>> Start INPUT ROWS

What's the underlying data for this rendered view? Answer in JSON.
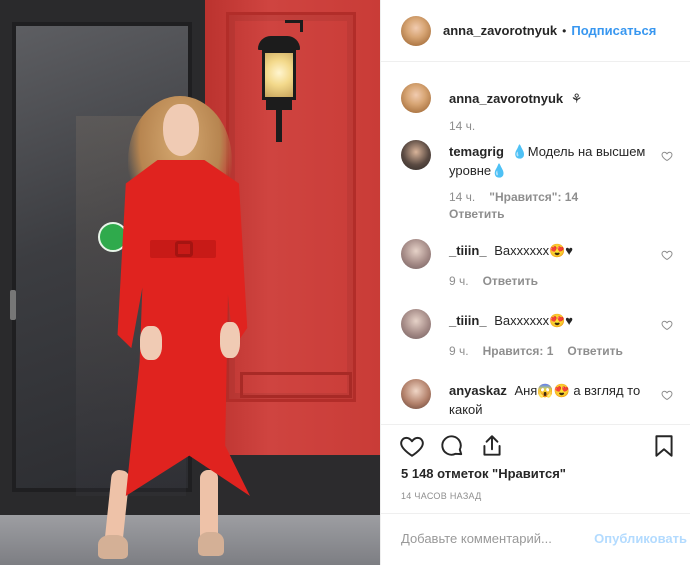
{
  "post": {
    "author": "anna_zavorotnyuk",
    "header_dot": "•",
    "follow_label": "Подписаться",
    "caption": {
      "user": "anna_zavorotnyuk",
      "text": "⚘",
      "time": "14 ч."
    }
  },
  "comments": [
    {
      "user": "temagrig",
      "text": "💧Модель на высшем уровне💧",
      "time": "14 ч.",
      "likes": "\"Нравится\": 14",
      "reply": "Ответить"
    },
    {
      "user": "_tiiin_",
      "text": "Вахххххх😍♥",
      "time": "9 ч.",
      "likes": "",
      "reply": "Ответить"
    },
    {
      "user": "_tiiin_",
      "text": "Вахххххх😍♥",
      "time": "9 ч.",
      "likes": "Нравится: 1",
      "reply": "Ответить"
    },
    {
      "user": "anyaskaz",
      "text": "Аня😱😍 а взгляд то какой",
      "time": "",
      "likes": "",
      "reply": ""
    }
  ],
  "actions": {
    "like_icon": "heart-icon",
    "comment_icon": "comment-bubble-icon",
    "share_icon": "share-upload-icon",
    "save_icon": "bookmark-icon",
    "likes_count": "5 148 отметок \"Нравится\"",
    "timestamp": "14 часов назад"
  },
  "comment_box": {
    "placeholder": "Добавьте комментарий...",
    "publish_label": "Опубликовать"
  },
  "colors": {
    "accent": "#3897f0",
    "publish_disabled": "#b3dbff",
    "muted": "#8e8e8e",
    "text": "#262626",
    "dress_red": "#e0231f"
  }
}
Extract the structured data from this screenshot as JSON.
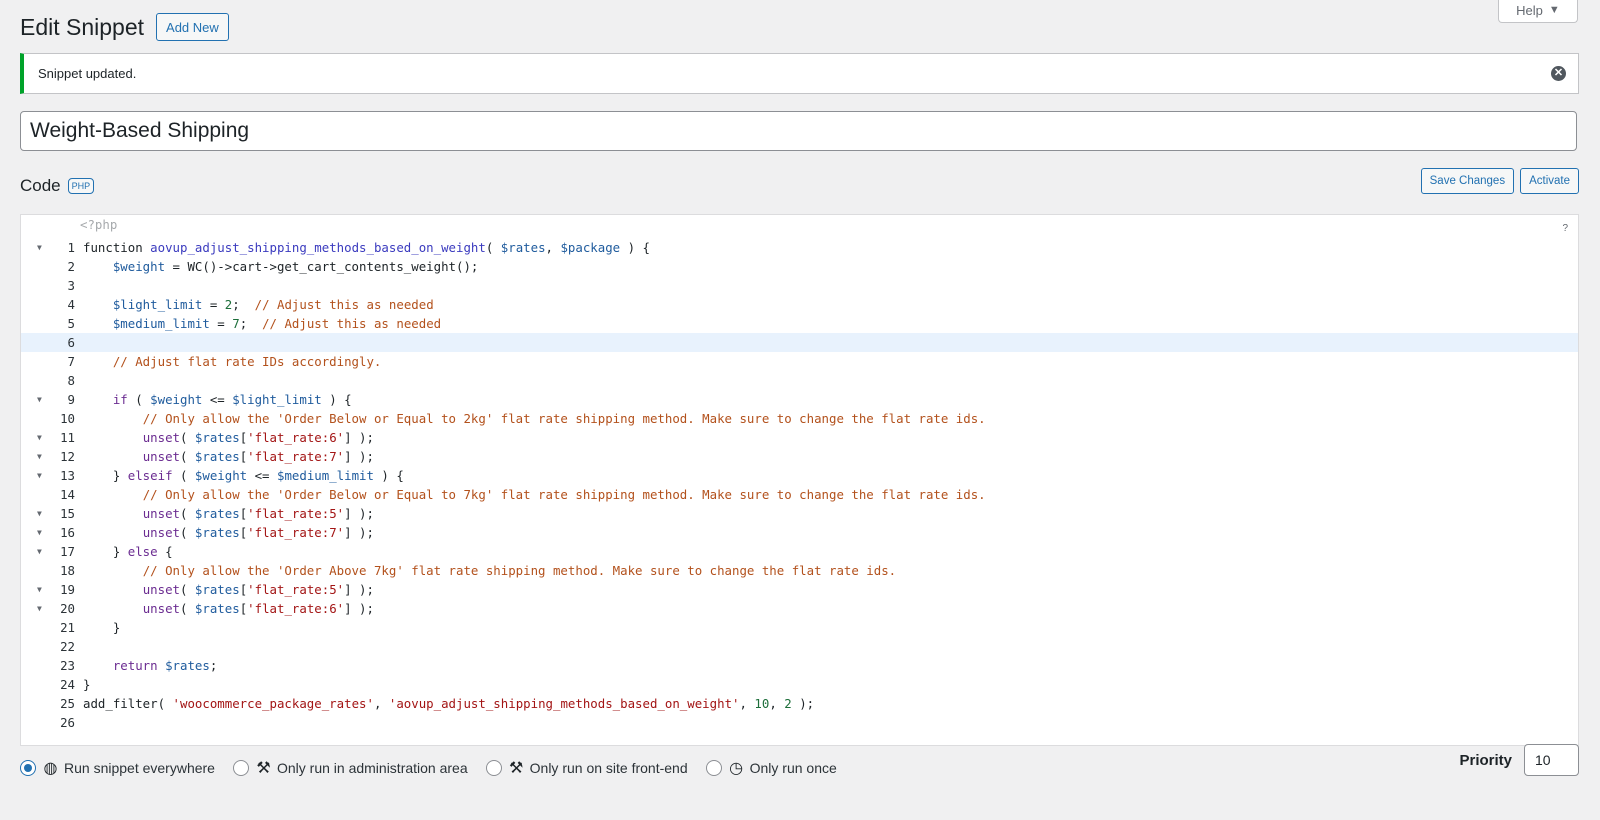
{
  "help_tab": {
    "label": "Help"
  },
  "header": {
    "title": "Edit Snippet",
    "add_new_label": "Add New"
  },
  "notice": {
    "message": "Snippet updated."
  },
  "snippet": {
    "name": "Weight-Based Shipping"
  },
  "code_section": {
    "label": "Code",
    "language": "PHP"
  },
  "actions": {
    "save_label": "Save Changes",
    "activate_label": "Activate"
  },
  "editor": {
    "php_open_tag": "<?php",
    "help_glyph": "?",
    "active_line": 6,
    "lines": [
      {
        "n": "1",
        "text": "function aovup_adjust_shipping_methods_based_on_weight( $rates, $package ) {",
        "fold": true
      },
      {
        "n": "2",
        "text": "    $weight = WC()->cart->get_cart_contents_weight();",
        "fold": false
      },
      {
        "n": "3",
        "text": "",
        "fold": false
      },
      {
        "n": "4",
        "text": "    $light_limit = 2;  // Adjust this as needed",
        "fold": false
      },
      {
        "n": "5",
        "text": "    $medium_limit = 7;  // Adjust this as needed",
        "fold": false
      },
      {
        "n": "6",
        "text": "",
        "fold": false
      },
      {
        "n": "7",
        "text": "    // Adjust flat rate IDs accordingly.",
        "fold": false
      },
      {
        "n": "8",
        "text": "",
        "fold": false
      },
      {
        "n": "9",
        "text": "    if ( $weight <= $light_limit ) {",
        "fold": true
      },
      {
        "n": "10",
        "text": "        // Only allow the 'Order Below or Equal to 2kg' flat rate shipping method. Make sure to change the flat rate ids.",
        "fold": false
      },
      {
        "n": "11",
        "text": "        unset( $rates['flat_rate:6'] );",
        "fold": true
      },
      {
        "n": "12",
        "text": "        unset( $rates['flat_rate:7'] );",
        "fold": true
      },
      {
        "n": "13",
        "text": "    } elseif ( $weight <= $medium_limit ) {",
        "fold": true
      },
      {
        "n": "14",
        "text": "        // Only allow the 'Order Below or Equal to 7kg' flat rate shipping method. Make sure to change the flat rate ids.",
        "fold": false
      },
      {
        "n": "15",
        "text": "        unset( $rates['flat_rate:5'] );",
        "fold": true
      },
      {
        "n": "16",
        "text": "        unset( $rates['flat_rate:7'] );",
        "fold": true
      },
      {
        "n": "17",
        "text": "    } else {",
        "fold": true
      },
      {
        "n": "18",
        "text": "        // Only allow the 'Order Above 7kg' flat rate shipping method. Make sure to change the flat rate ids.",
        "fold": false
      },
      {
        "n": "19",
        "text": "        unset( $rates['flat_rate:5'] );",
        "fold": true
      },
      {
        "n": "20",
        "text": "        unset( $rates['flat_rate:6'] );",
        "fold": true
      },
      {
        "n": "21",
        "text": "    }",
        "fold": false
      },
      {
        "n": "22",
        "text": "",
        "fold": false
      },
      {
        "n": "23",
        "text": "    return $rates;",
        "fold": false
      },
      {
        "n": "24",
        "text": "}",
        "fold": false
      },
      {
        "n": "25",
        "text": "add_filter( 'woocommerce_package_rates', 'aovup_adjust_shipping_methods_based_on_weight', 10, 2 );",
        "fold": false
      },
      {
        "n": "26",
        "text": "",
        "fold": false
      }
    ]
  },
  "run_options": [
    {
      "label": "Run snippet everywhere",
      "icon": "globe-icon",
      "checked": true
    },
    {
      "label": "Only run in administration area",
      "icon": "wrench-icon",
      "checked": false
    },
    {
      "label": "Only run on site front-end",
      "icon": "hammer-icon",
      "checked": false
    },
    {
      "label": "Only run once",
      "icon": "clock-icon",
      "checked": false
    }
  ],
  "priority": {
    "label": "Priority",
    "value": "10"
  },
  "colors": {
    "accent": "#2271b1",
    "success": "#00a32a",
    "active_line": "#e8f2fd"
  }
}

>> End INPUT ROWS

• **TASK GOAL**: Give all the lines above again, character for character, without pictures.

• **RESULT**:
What's the underlying data for this rendered view? Answer in JSON.
{
  "post": {
    "author": "anna_zavorotnyuk",
    "header_dot": "•",
    "follow_label": "Подписаться",
    "caption": {
      "user": "anna_zavorotnyuk",
      "text": "⚘",
      "time": "14 ч."
    }
  },
  "comments": [
    {
      "user": "temagrig",
      "text": "💧Модель на высшем уровне💧",
      "time": "14 ч.",
      "likes": "\"Нравится\": 14",
      "reply": "Ответить"
    },
    {
      "user": "_tiiin_",
      "text": "Вахххххх😍♥",
      "time": "9 ч.",
      "likes": "",
      "reply": "Ответить"
    },
    {
      "user": "_tiiin_",
      "text": "Вахххххх😍♥",
      "time": "9 ч.",
      "likes": "Нравится: 1",
      "reply": "Ответить"
    },
    {
      "user": "anyaskaz",
      "text": "Аня😱😍 а взгляд то какой",
      "time": "",
      "likes": "",
      "reply": ""
    }
  ],
  "actions": {
    "like_icon": "heart-icon",
    "comment_icon": "comment-bubble-icon",
    "share_icon": "share-upload-icon",
    "save_icon": "bookmark-icon",
    "likes_count": "5 148 отметок \"Нравится\"",
    "timestamp": "14 часов назад"
  },
  "comment_box": {
    "placeholder": "Добавьте комментарий...",
    "publish_label": "Опубликовать"
  },
  "colors": {
    "accent": "#3897f0",
    "publish_disabled": "#b3dbff",
    "muted": "#8e8e8e",
    "text": "#262626",
    "dress_red": "#e0231f"
  }
}
Extract the structured data from this screenshot as JSON.
{
  "help_tab": {
    "label": "Help"
  },
  "header": {
    "title": "Edit Snippet",
    "add_new_label": "Add New"
  },
  "notice": {
    "message": "Snippet updated."
  },
  "snippet": {
    "name": "Weight-Based Shipping"
  },
  "code_section": {
    "label": "Code",
    "language": "PHP"
  },
  "actions": {
    "save_label": "Save Changes",
    "activate_label": "Activate"
  },
  "editor": {
    "php_open_tag": "<?php",
    "help_glyph": "?",
    "active_line": 6,
    "lines": [
      {
        "n": "1",
        "text": "function aovup_adjust_shipping_methods_based_on_weight( $rates, $package ) {",
        "fold": true
      },
      {
        "n": "2",
        "text": "    $weight = WC()->cart->get_cart_contents_weight();",
        "fold": false
      },
      {
        "n": "3",
        "text": "",
        "fold": false
      },
      {
        "n": "4",
        "text": "    $light_limit = 2;  // Adjust this as needed",
        "fold": false
      },
      {
        "n": "5",
        "text": "    $medium_limit = 7;  // Adjust this as needed",
        "fold": false
      },
      {
        "n": "6",
        "text": "",
        "fold": false
      },
      {
        "n": "7",
        "text": "    // Adjust flat rate IDs accordingly.",
        "fold": false
      },
      {
        "n": "8",
        "text": "",
        "fold": false
      },
      {
        "n": "9",
        "text": "    if ( $weight <= $light_limit ) {",
        "fold": true
      },
      {
        "n": "10",
        "text": "        // Only allow the 'Order Below or Equal to 2kg' flat rate shipping method. Make sure to change the flat rate ids.",
        "fold": false
      },
      {
        "n": "11",
        "text": "        unset( $rates['flat_rate:6'] );",
        "fold": true
      },
      {
        "n": "12",
        "text": "        unset( $rates['flat_rate:7'] );",
        "fold": true
      },
      {
        "n": "13",
        "text": "    } elseif ( $weight <= $medium_limit ) {",
        "fold": true
      },
      {
        "n": "14",
        "text": "        // Only allow the 'Order Below or Equal to 7kg' flat rate shipping method. Make sure to change the flat rate ids.",
        "fold": false
      },
      {
        "n": "15",
        "text": "        unset( $rates['flat_rate:5'] );",
        "fold": true
      },
      {
        "n": "16",
        "text": "        unset( $rates['flat_rate:7'] );",
        "fold": true
      },
      {
        "n": "17",
        "text": "    } else {",
        "fold": true
      },
      {
        "n": "18",
        "text": "        // Only allow the 'Order Above 7kg' flat rate shipping method. Make sure to change the flat rate ids.",
        "fold": false
      },
      {
        "n": "19",
        "text": "        unset( $rates['flat_rate:5'] );",
        "fold": true
      },
      {
        "n": "20",
        "text": "        unset( $rates['flat_rate:6'] );",
        "fold": true
      },
      {
        "n": "21",
        "text": "    }",
        "fold": false
      },
      {
        "n": "22",
        "text": "",
        "fold": false
      },
      {
        "n": "23",
        "text": "    return $rates;",
        "fold": false
      },
      {
        "n": "24",
        "text": "}",
        "fold": false
      },
      {
        "n": "25",
        "text": "add_filter( 'woocommerce_package_rates', 'aovup_adjust_shipping_methods_based_on_weight', 10, 2 );",
        "fold": false
      },
      {
        "n": "26",
        "text": "",
        "fold": false
      }
    ]
  },
  "run_options": [
    {
      "label": "Run snippet everywhere",
      "icon": "globe-icon",
      "checked": true
    },
    {
      "label": "Only run in administration area",
      "icon": "wrench-icon",
      "checked": false
    },
    {
      "label": "Only run on site front-end",
      "icon": "hammer-icon",
      "checked": false
    },
    {
      "label": "Only run once",
      "icon": "clock-icon",
      "checked": false
    }
  ],
  "priority": {
    "label": "Priority",
    "value": "10"
  },
  "colors": {
    "accent": "#2271b1",
    "success": "#00a32a",
    "active_line": "#e8f2fd"
  }
}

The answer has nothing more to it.